- _Exercise prompt_: Pick out every line of the entries below where "SALVE" occurs, and copy those lines.

Data entries:
★ ★ ★
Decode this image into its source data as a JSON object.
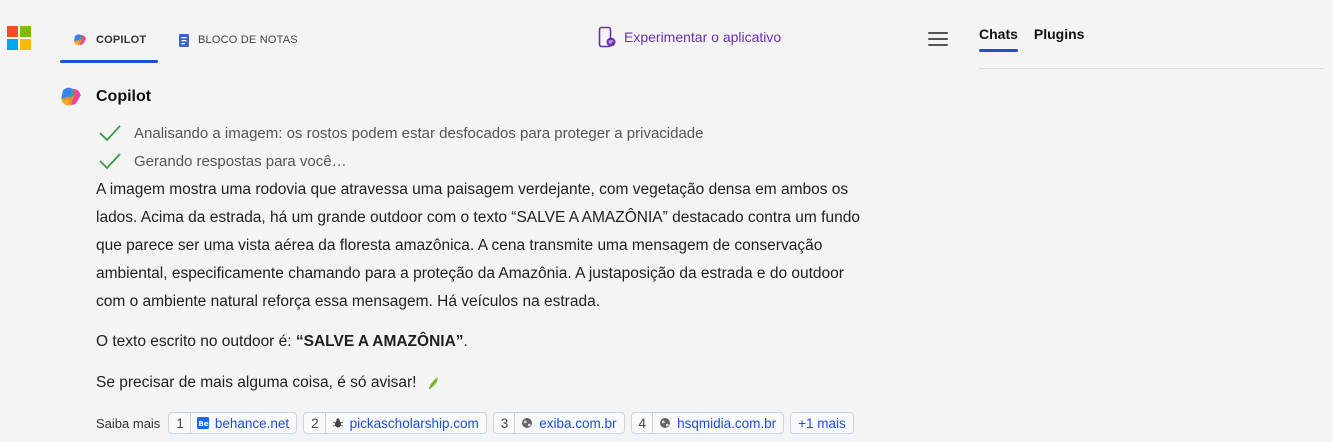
{
  "colors": {
    "ms_red": "#f25022",
    "ms_green": "#7fba00",
    "ms_blue": "#00a4ef",
    "ms_yellow": "#ffb900",
    "accent": "#1d4ed8",
    "purple": "#6a2fb1",
    "check": "#2e9e3e"
  },
  "header": {
    "tabs": [
      {
        "label": "COPILOT",
        "icon": "copilot-icon",
        "active": true
      },
      {
        "label": "BLOCO DE NOTAS",
        "icon": "notebook-icon",
        "active": false
      }
    ],
    "try_app": "Experimentar o aplicativo",
    "menu_icon": "hamburger-icon"
  },
  "sidebar": {
    "tabs": [
      {
        "label": "Chats",
        "active": true
      },
      {
        "label": "Plugins",
        "active": false
      }
    ]
  },
  "message": {
    "author": "Copilot",
    "statuses": [
      "Analisando a imagem: os rostos podem estar desfocados para proteger a privacidade",
      "Gerando respostas para você…"
    ],
    "paragraph_1": [
      "A imagem mostra uma rodovia que atravessa uma paisagem verdejante, com vegetação densa em ambos os",
      "lados. Acima da estrada, há um grande outdoor com o texto “SALVE A AMAZÔNIA” destacado contra um fundo",
      "que parece ser uma vista aérea da floresta amazônica. A cena transmite uma mensagem de conservação",
      "ambiental, especificamente chamando para a proteção da Amazônia. A justaposição da estrada e do outdoor",
      "com o ambiente natural reforça essa mensagem. Há veículos na estrada."
    ],
    "paragraph_2_prefix": "O texto escrito no outdoor é: ",
    "paragraph_2_bold": "“SALVE A AMAZÔNIA”",
    "paragraph_2_suffix": ".",
    "paragraph_3": "Se precisar de mais alguma coisa, é só avisar!",
    "paragraph_3_icon": "leaf-icon"
  },
  "learn_more": {
    "label": "Saiba mais",
    "sources": [
      {
        "num": "1",
        "site": "behance.net",
        "icon": "behance-icon"
      },
      {
        "num": "2",
        "site": "pickascholarship.com",
        "icon": "bug-icon"
      },
      {
        "num": "3",
        "site": "exiba.com.br",
        "icon": "globe-icon"
      },
      {
        "num": "4",
        "site": "hsqmidia.com.br",
        "icon": "globe-icon"
      }
    ],
    "more": "+1 mais"
  }
}
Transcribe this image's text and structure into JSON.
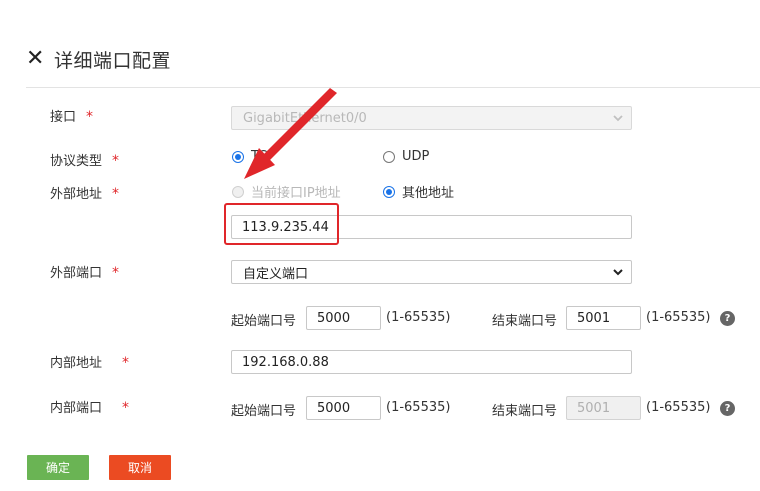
{
  "header": {
    "close_icon": "close-icon",
    "title": "详细端口配置"
  },
  "required_mark": "*",
  "form": {
    "interface": {
      "label": "接口",
      "value": "GigabitEthernet0/0",
      "disabled": true
    },
    "protocol": {
      "label": "协议类型",
      "options": [
        {
          "label": "TCP",
          "selected": true
        },
        {
          "label": "UDP",
          "selected": false
        }
      ]
    },
    "external_address": {
      "label": "外部地址",
      "options": [
        {
          "label": "当前接口IP地址",
          "selected": false,
          "disabled": true
        },
        {
          "label": "其他地址",
          "selected": true
        }
      ],
      "value": "113.9.235.44"
    },
    "external_port": {
      "label": "外部端口",
      "mode": "自定义端口",
      "start_label": "起始端口号",
      "start_value": "5000",
      "range": "(1-65535)",
      "end_label": "结束端口号",
      "end_value": "5001"
    },
    "internal_address": {
      "label": "内部地址",
      "value": "192.168.0.88"
    },
    "internal_port": {
      "label": "内部端口",
      "start_label": "起始端口号",
      "start_value": "5000",
      "range": "(1-65535)",
      "end_label": "结束端口号",
      "end_value": "5001",
      "end_disabled": true
    }
  },
  "help_icon": "?",
  "buttons": {
    "ok": "确定",
    "cancel": "取消"
  },
  "annotation": {
    "highlight_color": "#e0262a"
  }
}
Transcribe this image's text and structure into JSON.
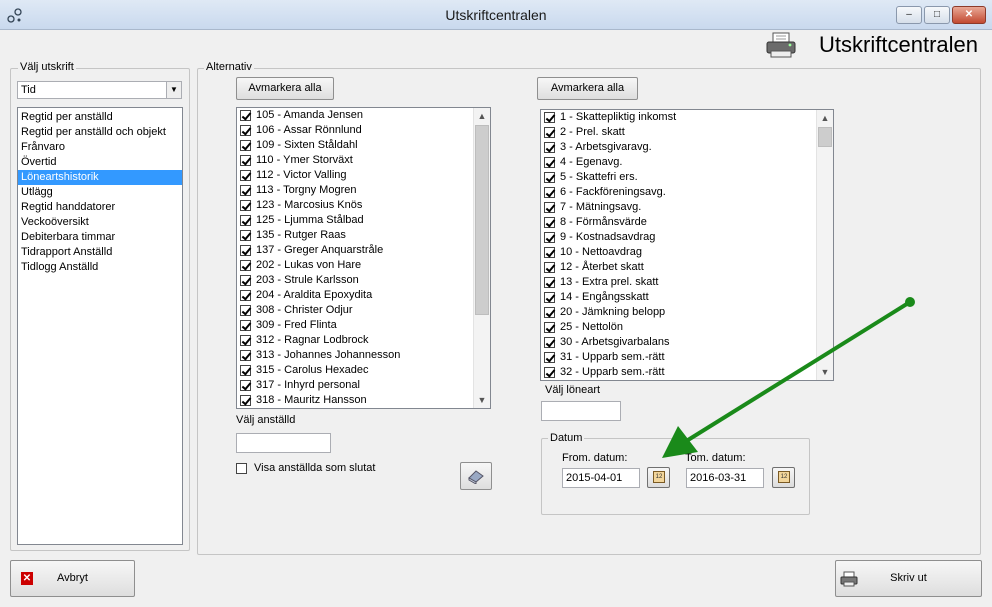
{
  "window": {
    "title": "Utskriftcentralen",
    "minimize": "‒",
    "maximize": "□",
    "close": "✕"
  },
  "header": {
    "title": "Utskriftcentralen",
    "icon": "printer-icon"
  },
  "left_panel": {
    "group_label": "Välj utskrift",
    "dropdown_value": "Tid",
    "items": [
      "Regtid per anställd",
      "Regtid per anställd och objekt",
      "Frånvaro",
      "Övertid",
      "Löneartshistorik",
      "Utlägg",
      "Regtid handdatorer",
      "Veckoöversikt",
      "Debiterbara timmar",
      "Tidrapport Anställd",
      "Tidlogg Anställd"
    ],
    "selected_index": 4
  },
  "alternativ": {
    "group_label": "Alternativ",
    "employees": {
      "deselect_label": "Avmarkera alla",
      "items": [
        "105 - Amanda Jensen",
        "106 - Assar Rönnlund",
        "109 - Sixten Ståldahl",
        "110 - Ymer Storväxt",
        "112 - Victor Valling",
        "113 - Torgny Mogren",
        "123 - Marcosius Knös",
        "125 - Ljumma Stålbad",
        "135 - Rutger Raas",
        "137 - Greger Anquarstråle",
        "202 - Lukas von Hare",
        "203 - Strule Karlsson",
        "204 - Araldita Epoxydita",
        "308 - Christer Odjur",
        "309 - Fred Flinta",
        "312 - Ragnar Lodbrock",
        "313 - Johannes Johannesson",
        "315 - Carolus Hexadec",
        "317 - Inhyrd personal",
        "318 - Mauritz Hansson"
      ],
      "select_label": "Välj anställd",
      "select_value": "",
      "show_ended_label": "Visa anställda som slutat",
      "show_ended_checked": false
    },
    "wage_types": {
      "deselect_label": "Avmarkera alla",
      "items": [
        "1 - Skattepliktig inkomst",
        "2 - Prel. skatt",
        "3 - Arbetsgivaravg.",
        "4 - Egenavg.",
        "5 - Skattefri ers.",
        "6 - Fackföreningsavg.",
        "7 - Mätningsavg.",
        "8 - Förmånsvärde",
        "9 - Kostnadsavdrag",
        "10 - Nettoavdrag",
        "12 - Återbet skatt",
        "13 - Extra prel. skatt",
        "14 - Engångsskatt",
        "20 - Jämkning belopp",
        "25 - Nettolön",
        "30 - Arbetsgivarbalans",
        "31 - Upparb sem.-rätt",
        "32 - Upparb sem.-rätt"
      ],
      "select_label": "Välj löneart",
      "select_value": ""
    },
    "date": {
      "group_label": "Datum",
      "from_label": "From. datum:",
      "from_value": "2015-04-01",
      "to_label": "Tom. datum:",
      "to_value": "2016-03-31",
      "calendar_day": "12"
    }
  },
  "footer": {
    "cancel_label": "Avbryt",
    "print_label": "Skriv ut"
  },
  "colors": {
    "selection": "#3399ff",
    "annotation_arrow": "#1a8a1a",
    "cancel_icon": "#cc0000"
  }
}
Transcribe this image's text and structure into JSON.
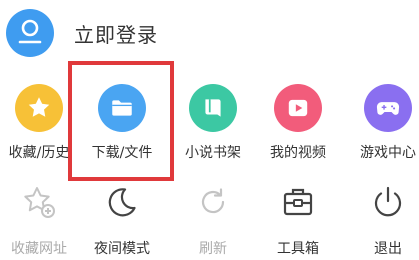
{
  "header": {
    "login_label": "立即登录",
    "avatar_icon": "user-avatar-icon"
  },
  "row1": [
    {
      "label": "收藏/历史",
      "icon": "star-icon",
      "color": "#f7c137"
    },
    {
      "label": "下载/文件",
      "icon": "folder-icon",
      "color": "#4aa5f2"
    },
    {
      "label": "小说书架",
      "icon": "book-icon",
      "color": "#3cc8a3"
    },
    {
      "label": "我的视频",
      "icon": "play-icon",
      "color": "#f25c7b"
    },
    {
      "label": "游戏中心",
      "icon": "gamepad-icon",
      "color": "#8a6ff0"
    }
  ],
  "row2": [
    {
      "label": "收藏网址",
      "icon": "star-plus-icon",
      "enabled": false
    },
    {
      "label": "夜间模式",
      "icon": "moon-icon",
      "enabled": true
    },
    {
      "label": "刷新",
      "icon": "refresh-icon",
      "enabled": false
    },
    {
      "label": "工具箱",
      "icon": "toolbox-icon",
      "enabled": true
    },
    {
      "label": "退出",
      "icon": "power-icon",
      "enabled": true
    }
  ],
  "highlight_color": "#e0393b"
}
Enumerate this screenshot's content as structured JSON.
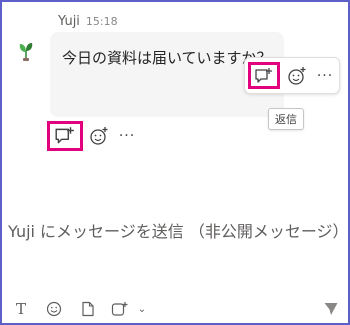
{
  "message": {
    "sender": "Yuji",
    "time": "15:18",
    "text": "今日の資料は届いていますか？"
  },
  "hover_actions": {
    "reply_icon": "reply-bubble-icon",
    "emoji_icon": "emoji-add-icon",
    "more_label": "···"
  },
  "tooltip": {
    "label": "返信"
  },
  "row_actions": {
    "more_label": "···"
  },
  "compose": {
    "placeholder": "Yuji にメッセージを送信 （非公開メッセージ）"
  },
  "toolbar": {
    "format_label": "T",
    "chevron_label": "⌄"
  },
  "colors": {
    "highlight": "#e3007f",
    "frame": "#5b5fc7",
    "bubble": "#f5f5f5"
  }
}
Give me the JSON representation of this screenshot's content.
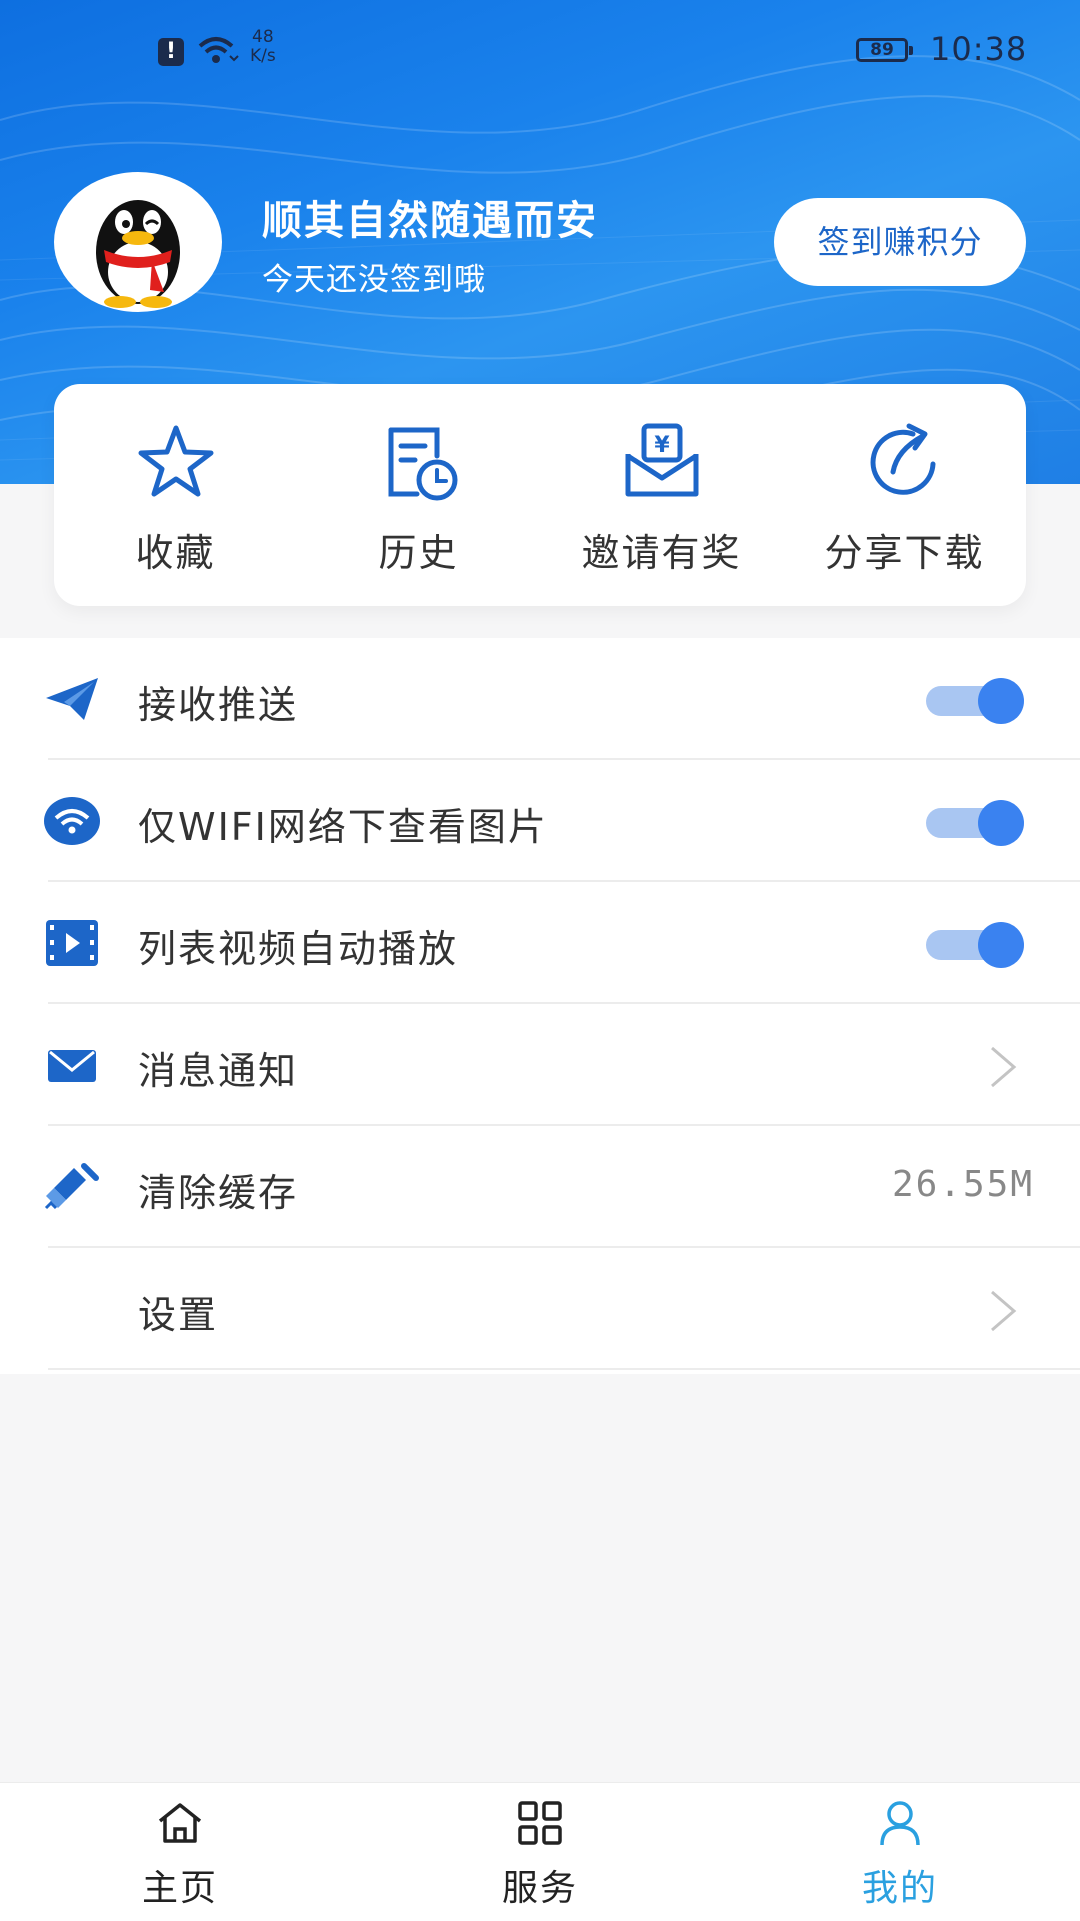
{
  "status_bar": {
    "speed_value": "48",
    "speed_unit": "K/s",
    "battery": "89",
    "time": "10:38",
    "icons": [
      "alert-icon",
      "wifi-icon",
      "battery-icon"
    ]
  },
  "profile": {
    "name": "顺其自然随遇而安",
    "subtitle": "今天还没签到哦",
    "checkin_button": "签到赚积分",
    "avatar_icon": "penguin-avatar"
  },
  "quick_actions": [
    {
      "label": "收藏",
      "icon": "star-icon"
    },
    {
      "label": "历史",
      "icon": "history-icon"
    },
    {
      "label": "邀请有奖",
      "icon": "invite-reward-icon"
    },
    {
      "label": "分享下载",
      "icon": "share-icon"
    }
  ],
  "settings": [
    {
      "label": "接收推送",
      "icon": "paper-plane-icon",
      "control": "toggle",
      "on": true
    },
    {
      "label": "仅WIFI网络下查看图片",
      "icon": "wifi-icon",
      "control": "toggle",
      "on": true
    },
    {
      "label": "列表视频自动播放",
      "icon": "video-icon",
      "control": "toggle",
      "on": true
    },
    {
      "label": "消息通知",
      "icon": "mail-icon",
      "control": "chevron"
    },
    {
      "label": "清除缓存",
      "icon": "broom-icon",
      "control": "value",
      "value": "26.55M"
    },
    {
      "label": "设置",
      "icon": "",
      "control": "chevron"
    }
  ],
  "bottom_nav": [
    {
      "label": "主页",
      "icon": "home-icon",
      "active": false
    },
    {
      "label": "服务",
      "icon": "grid-icon",
      "active": false
    },
    {
      "label": "我的",
      "icon": "user-icon",
      "active": true
    }
  ],
  "colors": {
    "header_blue": "#1a82ec",
    "accent_blue": "#3a82f0",
    "toggle_track": "#a9c6f2",
    "icon_blue": "#1d66c8",
    "active_tab": "#2aa0e0"
  }
}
★ ★ ★
- _Task result_:
      "lados. Acima da estrada, há um grande outdoor com o texto “SALVE A AMAZÔNIA” destacado contra um fundo",
    "paragraph_2_bold": "“SALVE A AMAZÔNIA”",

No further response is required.